→ **Given records**:
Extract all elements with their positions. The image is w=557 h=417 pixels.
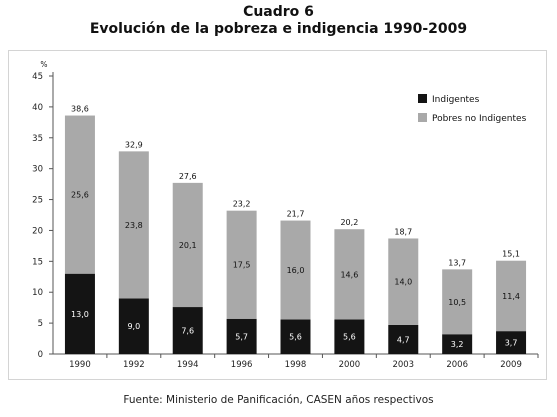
- y-tick-label: 10: [32, 288, 43, 298]
- data-label-pobres-no-indigentes-2006: 10,5: [448, 298, 466, 307]
- x-tick-label-2009: 2009: [500, 360, 522, 370]
- y-tick-label: 0: [38, 350, 43, 360]
- source-note: Fuente: Ministerio de Panificación, CASE…: [123, 394, 434, 406]
- y-tick-label: 40: [32, 103, 43, 113]
- x-tick-label-1990: 1990: [69, 360, 91, 370]
- x-tick-label-2000: 2000: [339, 360, 361, 370]
- bar-indigentes-2006: [442, 334, 473, 354]
- data-label-pobres-no-indigentes-1990: 25,6: [71, 191, 89, 200]
- bar-indigentes-1994: [172, 307, 203, 354]
- bar-pobres-no-indigentes-2000: [334, 229, 365, 320]
- x-tick-label-1994: 1994: [177, 360, 199, 370]
- data-label-indigentes-1996: 5,7: [235, 332, 248, 341]
- legend-swatch-pobres-no-indigentes: [418, 113, 427, 122]
- data-label-pobres-no-indigentes-1998: 16,0: [287, 266, 305, 275]
- data-label-total-1994: 27,6: [179, 172, 197, 181]
- data-label-total-1990: 38,6: [71, 105, 89, 114]
- x-tick-label-1992: 1992: [123, 360, 145, 370]
- data-label-indigentes-2009: 3,7: [505, 339, 518, 348]
- data-label-indigentes-2006: 3,2: [451, 340, 464, 349]
- x-tick-label-2006: 2006: [446, 360, 468, 370]
- bar-pobres-no-indigentes-2009: [496, 260, 527, 332]
- data-label-pobres-no-indigentes-2009: 11,4: [502, 292, 520, 301]
- bar-pobres-no-indigentes-1994: [172, 182, 203, 308]
- legend-swatch-indigentes: [418, 94, 427, 103]
- data-label-total-1998: 21,7: [287, 210, 305, 219]
- y-tick-label: 25: [32, 196, 43, 206]
- data-label-pobres-no-indigentes-2000: 14,6: [340, 270, 358, 279]
- data-label-pobres-no-indigentes-1994: 20,1: [179, 241, 197, 250]
- data-label-total-1992: 32,9: [125, 140, 143, 149]
- bar-pobres-no-indigentes-1996: [226, 210, 257, 319]
- data-label-pobres-no-indigentes-1996: 17,5: [233, 261, 251, 270]
- stacked-bar-chart: 0 5 10 15 20 25 30 35 40 45% 13,0 25,6 38,6 1990 9,0 23…: [32, 60, 539, 370]
- bar-pobres-no-indigentes-1990: [64, 115, 95, 274]
- data-label-indigentes-1990: 13,0: [71, 310, 89, 319]
- data-label-pobres-no-indigentes-1992: 23,8: [125, 221, 143, 230]
- data-label-indigentes-2003: 4,7: [397, 335, 410, 344]
- data-label-indigentes-1998: 5,6: [289, 333, 302, 342]
- chart-title-line1: Cuadro 6: [243, 4, 314, 20]
- bar-pobres-no-indigentes-1998: [280, 220, 311, 320]
- chart-frame: [8, 50, 547, 380]
- data-label-total-2003: 18,7: [394, 227, 412, 236]
- legend-label-indigentes: Indigentes: [432, 95, 480, 105]
- data-label-pobres-no-indigentes-2003: 14,0: [394, 278, 412, 287]
- y-tick-label: 30: [32, 165, 43, 175]
- data-label-indigentes-1994: 7,6: [181, 327, 194, 336]
- bar-pobres-no-indigentes-1992: [118, 151, 149, 299]
- bar-indigentes-2000: [334, 319, 365, 354]
- x-tick-label-1998: 1998: [285, 360, 307, 370]
- y-tick-label: 35: [32, 134, 43, 144]
- y-tick-label: 15: [32, 257, 43, 267]
- data-label-indigentes-1992: 9,0: [127, 322, 140, 331]
- y-axis-unit-label: %: [40, 60, 47, 69]
- bar-indigentes-1992: [118, 298, 149, 354]
- bar-indigentes-1998: [280, 319, 311, 354]
- y-tick-label: 45: [32, 72, 43, 82]
- bar-pobres-no-indigentes-2003: [388, 238, 419, 325]
- chart-title-line2: Evolución de la pobreza e indigencia 199…: [89, 21, 468, 37]
- y-tick-label: 5: [38, 319, 43, 329]
- bar-indigentes-1990: [64, 273, 95, 354]
- data-label-total-1996: 23,2: [233, 200, 251, 209]
- bar-pobres-no-indigentes-2006: [442, 269, 473, 335]
- bar-indigentes-1996: [226, 318, 257, 354]
- data-label-total-2000: 20,2: [340, 218, 358, 227]
- bar-indigentes-2009: [496, 331, 527, 354]
- data-label-total-2009: 15,1: [502, 250, 520, 259]
- data-label-indigentes-2000: 5,6: [343, 333, 356, 342]
- bar-indigentes-2003: [388, 324, 419, 354]
- x-tick-label-1996: 1996: [231, 360, 253, 370]
- data-label-total-2006: 13,7: [448, 258, 466, 267]
- y-tick-label: 20: [32, 226, 43, 236]
- x-tick-label-2003: 2003: [392, 360, 414, 370]
- legend-label-pobres-no-indigentes: Pobres no Indigentes: [432, 114, 527, 124]
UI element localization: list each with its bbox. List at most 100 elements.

→ **Problem**:
Write the items out again, replacing "data-label" with "value-label" everywhere and leaving everything else unchanged. Leave the pictures out.

→ **Response below**:
Extract all elements with their positions. The image is w=557 h=417 pixels.
- y-tick-label: 10: [32, 288, 43, 298]
- value-label-pobres-no-indigentes-2006: 10,5: [448, 298, 466, 307]
- x-tick-label-2009: 2009: [500, 360, 522, 370]
- y-tick-label: 0: [38, 350, 43, 360]
- source-note: Fuente: Ministerio de Panificación, CASE…: [123, 394, 434, 406]
- y-tick-label: 40: [32, 103, 43, 113]
- x-tick-label-1990: 1990: [69, 360, 91, 370]
- x-tick-label-2000: 2000: [339, 360, 361, 370]
- bar-indigentes-2006: [442, 334, 473, 354]
- value-label-pobres-no-indigentes-1990: 25,6: [71, 191, 89, 200]
- bar-indigentes-1994: [172, 307, 203, 354]
- bar-pobres-no-indigentes-2000: [334, 229, 365, 320]
- x-tick-label-1994: 1994: [177, 360, 199, 370]
- value-label-indigentes-1996: 5,7: [235, 332, 248, 341]
- legend-swatch-pobres-no-indigentes: [418, 113, 427, 122]
- value-label-pobres-no-indigentes-1998: 16,0: [287, 266, 305, 275]
- value-label-total-1994: 27,6: [179, 172, 197, 181]
- value-label-total-1990: 38,6: [71, 105, 89, 114]
- x-tick-label-1992: 1992: [123, 360, 145, 370]
- value-label-indigentes-2009: 3,7: [505, 339, 518, 348]
- value-label-indigentes-2006: 3,2: [451, 340, 464, 349]
- x-tick-label-2006: 2006: [446, 360, 468, 370]
- bar-pobres-no-indigentes-2009: [496, 260, 527, 332]
- value-label-pobres-no-indigentes-2009: 11,4: [502, 292, 520, 301]
- bar-pobres-no-indigentes-1994: [172, 182, 203, 308]
- legend-swatch-indigentes: [418, 94, 427, 103]
- value-label-total-1998: 21,7: [287, 210, 305, 219]
- y-tick-label: 25: [32, 196, 43, 206]
- value-label-pobres-no-indigentes-2000: 14,6: [340, 270, 358, 279]
- value-label-pobres-no-indigentes-1994: 20,1: [179, 241, 197, 250]
- value-label-total-1992: 32,9: [125, 140, 143, 149]
- bar-pobres-no-indigentes-1996: [226, 210, 257, 319]
- value-label-pobres-no-indigentes-1996: 17,5: [233, 261, 251, 270]
- stacked-bar-chart: 0 5 10 15 20 25 30 35 40 45% 13,0 25,6 38,6 1990 9,0 23…: [32, 60, 539, 370]
- bar-pobres-no-indigentes-1990: [64, 115, 95, 274]
- value-label-indigentes-1990: 13,0: [71, 310, 89, 319]
- value-label-pobres-no-indigentes-1992: 23,8: [125, 221, 143, 230]
- value-label-indigentes-2003: 4,7: [397, 335, 410, 344]
- value-label-indigentes-1998: 5,6: [289, 333, 302, 342]
- chart-title-line1: Cuadro 6: [243, 4, 314, 20]
- bar-pobres-no-indigentes-1998: [280, 220, 311, 320]
- chart-frame: [8, 50, 547, 380]
- value-label-total-2003: 18,7: [394, 227, 412, 236]
- legend-label-indigentes: Indigentes: [432, 95, 480, 105]
- value-label-pobres-no-indigentes-2003: 14,0: [394, 278, 412, 287]
- y-tick-label: 30: [32, 165, 43, 175]
- value-label-indigentes-1994: 7,6: [181, 327, 194, 336]
- bar-pobres-no-indigentes-1992: [118, 151, 149, 299]
- bar-indigentes-2000: [334, 319, 365, 354]
- x-tick-label-1998: 1998: [285, 360, 307, 370]
- y-tick-label: 35: [32, 134, 43, 144]
- y-tick-label: 15: [32, 257, 43, 267]
- value-label-indigentes-1992: 9,0: [127, 322, 140, 331]
- y-axis-unit-label: %: [40, 60, 47, 69]
- bar-indigentes-1992: [118, 298, 149, 354]
- bar-indigentes-1998: [280, 319, 311, 354]
- y-tick-label: 45: [32, 72, 43, 82]
- bar-pobres-no-indigentes-2003: [388, 238, 419, 325]
- chart-title-line2: Evolución de la pobreza e indigencia 199…: [89, 21, 468, 37]
- y-tick-label: 5: [38, 319, 43, 329]
- bar-indigentes-1990: [64, 273, 95, 354]
- value-label-total-1996: 23,2: [233, 200, 251, 209]
- bar-pobres-no-indigentes-2006: [442, 269, 473, 335]
- bar-indigentes-1996: [226, 318, 257, 354]
- value-label-total-2000: 20,2: [340, 218, 358, 227]
- bar-indigentes-2009: [496, 331, 527, 354]
- value-label-total-2009: 15,1: [502, 250, 520, 259]
- value-label-indigentes-2000: 5,6: [343, 333, 356, 342]
- bar-indigentes-2003: [388, 324, 419, 354]
- x-tick-label-1996: 1996: [231, 360, 253, 370]
- value-label-total-2006: 13,7: [448, 258, 466, 267]
- y-tick-label: 20: [32, 226, 43, 236]
- x-tick-label-2003: 2003: [392, 360, 414, 370]
- legend-label-pobres-no-indigentes: Pobres no Indigentes: [432, 114, 527, 124]
UI element localization: list each with its bbox. List at most 100 elements.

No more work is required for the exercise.